#### [EXERCISE TASK]
Nothing in the data should change when you return it, but leave the pictures out.

[Items from a dataset]
※ ※ ※

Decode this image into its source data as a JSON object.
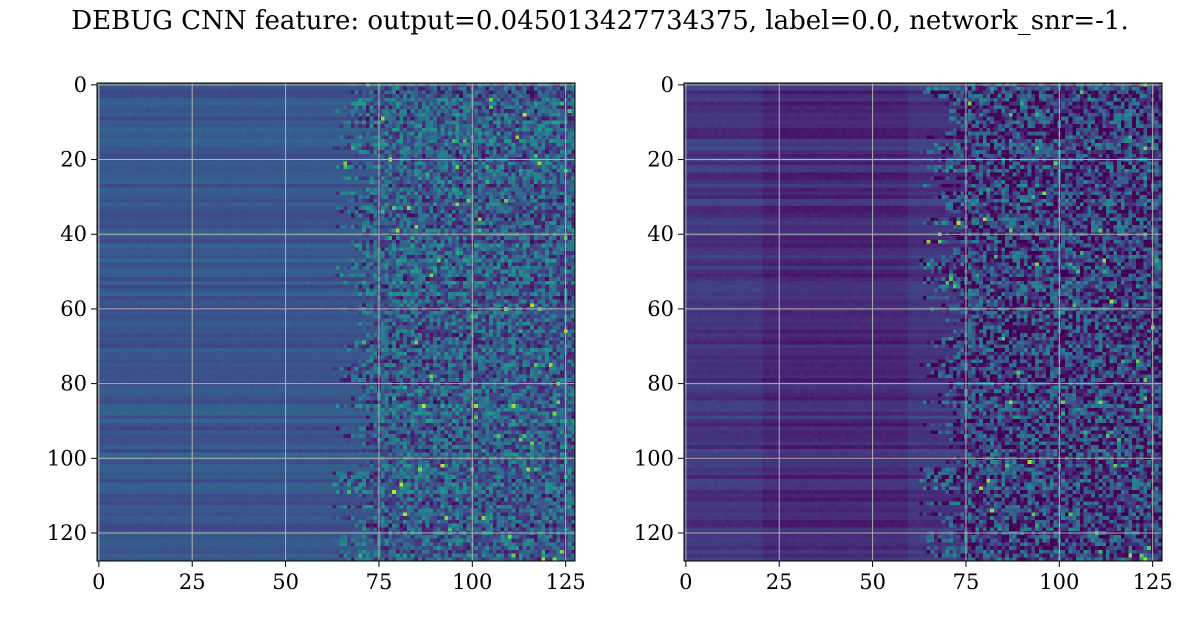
{
  "title": "DEBUG CNN feature: output=0.045013427734375, label=0.0, network_snr=-1.",
  "chart_data": [
    {
      "type": "heatmap",
      "colormap": "viridis",
      "shape": [
        128,
        128
      ],
      "grid": true,
      "xlim": [
        0,
        127
      ],
      "ylim": [
        127,
        0
      ],
      "xticks": [
        "0",
        "25",
        "50",
        "75",
        "100",
        "125"
      ],
      "yticks": [
        "0",
        "20",
        "40",
        "60",
        "80",
        "100",
        "120"
      ]
    },
    {
      "type": "heatmap",
      "colormap": "viridis",
      "shape": [
        128,
        128
      ],
      "grid": true,
      "xlim": [
        0,
        127
      ],
      "ylim": [
        127,
        0
      ],
      "xticks": [
        "0",
        "25",
        "50",
        "75",
        "100",
        "125"
      ],
      "yticks": [
        "0",
        "20",
        "40",
        "60",
        "80",
        "100",
        "120"
      ]
    }
  ]
}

※ ※ ※

#### [SOLUTION FOR THIS TASK]
Decode this image into its source data as a JSON object.
{
  "title": "DEBUG CNN feature: output=0.045013427734375, label=0.0, network_snr=-1.",
  "chart_data": [
    {
      "type": "heatmap",
      "colormap": "viridis",
      "shape": [
        128,
        128
      ],
      "grid": true,
      "xlim": [
        0,
        127
      ],
      "ylim": [
        127,
        0
      ],
      "xticks": [
        "0",
        "25",
        "50",
        "75",
        "100",
        "125"
      ],
      "yticks": [
        "0",
        "20",
        "40",
        "60",
        "80",
        "100",
        "120"
      ]
    },
    {
      "type": "heatmap",
      "colormap": "viridis",
      "shape": [
        128,
        128
      ],
      "grid": true,
      "xlim": [
        0,
        127
      ],
      "ylim": [
        127,
        0
      ],
      "xticks": [
        "0",
        "25",
        "50",
        "75",
        "100",
        "125"
      ],
      "yticks": [
        "0",
        "20",
        "40",
        "60",
        "80",
        "100",
        "120"
      ]
    }
  ]
}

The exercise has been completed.